Skip the pictures and quote all of the lines exactly.

* begin *

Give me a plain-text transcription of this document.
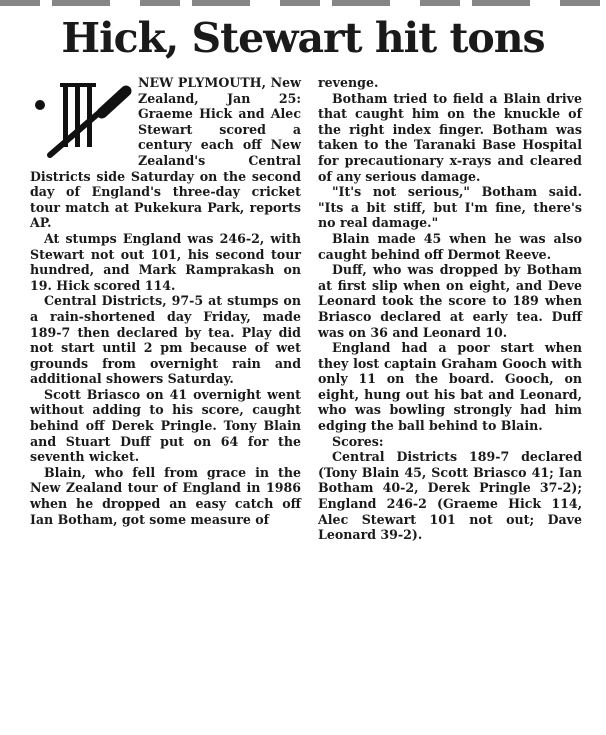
Hick, Stewart hit tons

NEW PLYMOUTH, New Zealand, Jan 25: Graeme Hick and Alec Stewart scored a century each off New Zealand's Central Districts side Saturday on the second day of England's three-day cricket tour match at Pukekura Park, reports AP.

At stumps England was 246-2, with Stewart not out 101, his second tour hundred, and Mark Ramprakash on 19. Hick scored 114.

Central Districts, 97-5 at stumps on a rain-shortened day Friday, made 189-7 then declared by tea. Play did not start until 2 pm because of wet grounds from overnight rain and additional showers Saturday.

Scott Briasco on 41 overnight went without adding to his score, caught behind off Derek Pringle. Tony Blain and Stuart Duff put on 64 for the seventh wicket.

Blain, who fell from grace in the New Zealand tour of England in 1986 when he dropped an easy catch off Ian Botham, got some measure of

revenge.

Botham tried to field a Blain drive that caught him on the knuckle of the right index finger. Botham was taken to the Taranaki Base Hospital for precautionary x-rays and cleared of any serious damage.

"It's not serious," Botham said. "Its a bit stiff, but I'm fine, there's no real damage."

Blain made 45 when he was also caught behind off Dermot Reeve.

Duff, who was dropped by Botham at first slip when on eight, and Deve Leonard took the score to 189 when Briasco declared at early tea. Duff was on 36 and Leonard 10.

England had a poor start when they lost captain Graham Gooch with only 11 on the board. Gooch, on eight, hung out his bat and Leonard, who was bowling strongly had him edging the ball behind to Blain.

Scores:

Central Districts 189-7 declared (Tony Blain 45, Scott Briasco 41; Ian Botham 40-2, Derek Pringle 37-2); England 246-2 (Graeme Hick 114, Alec Stewart 101 not out; Dave Leonard 39-2).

* end *

(Full answer)
Give me a plain-text transcription of this document.
Hick, Stewart hit tons

NEW PLYMOUTH, New Zealand, Jan 25: Graeme Hick and Alec Stewart scored a century each off New Zealand's Central Districts side Saturday on the second day of England's three-day cricket tour match at Pukekura Park, reports AP.

At stumps England was 246-2, with Stewart not out 101, his second tour hundred, and Mark Ramprakash on 19. Hick scored 114.

Central Districts, 97-5 at stumps on a rain-shortened day Friday, made 189-7 then declared by tea. Play did not start until 2 pm because of wet grounds from overnight rain and additional showers Saturday.

Scott Briasco on 41 overnight went without adding to his score, caught behind off Derek Pringle. Tony Blain and Stuart Duff put on 64 for the seventh wicket.

Blain, who fell from grace in the New Zealand tour of England in 1986 when he dropped an easy catch off Ian Botham, got some measure of

revenge.

Botham tried to field a Blain drive that caught him on the knuckle of the right index finger. Botham was taken to the Taranaki Base Hospital for precautionary x-rays and cleared of any serious damage.

"It's not serious," Botham said. "Its a bit stiff, but I'm fine, there's no real damage."

Blain made 45 when he was also caught behind off Dermot Reeve.

Duff, who was dropped by Botham at first slip when on eight, and Deve Leonard took the score to 189 when Briasco declared at early tea. Duff was on 36 and Leonard 10.

England had a poor start when they lost captain Graham Gooch with only 11 on the board. Gooch, on eight, hung out his bat and Leonard, who was bowling strongly had him edging the ball behind to Blain.

Scores:

Central Districts 189-7 declared (Tony Blain 45, Scott Briasco 41; Ian Botham 40-2, Derek Pringle 37-2); England 246-2 (Graeme Hick 114, Alec Stewart 101 not out; Dave Leonard 39-2).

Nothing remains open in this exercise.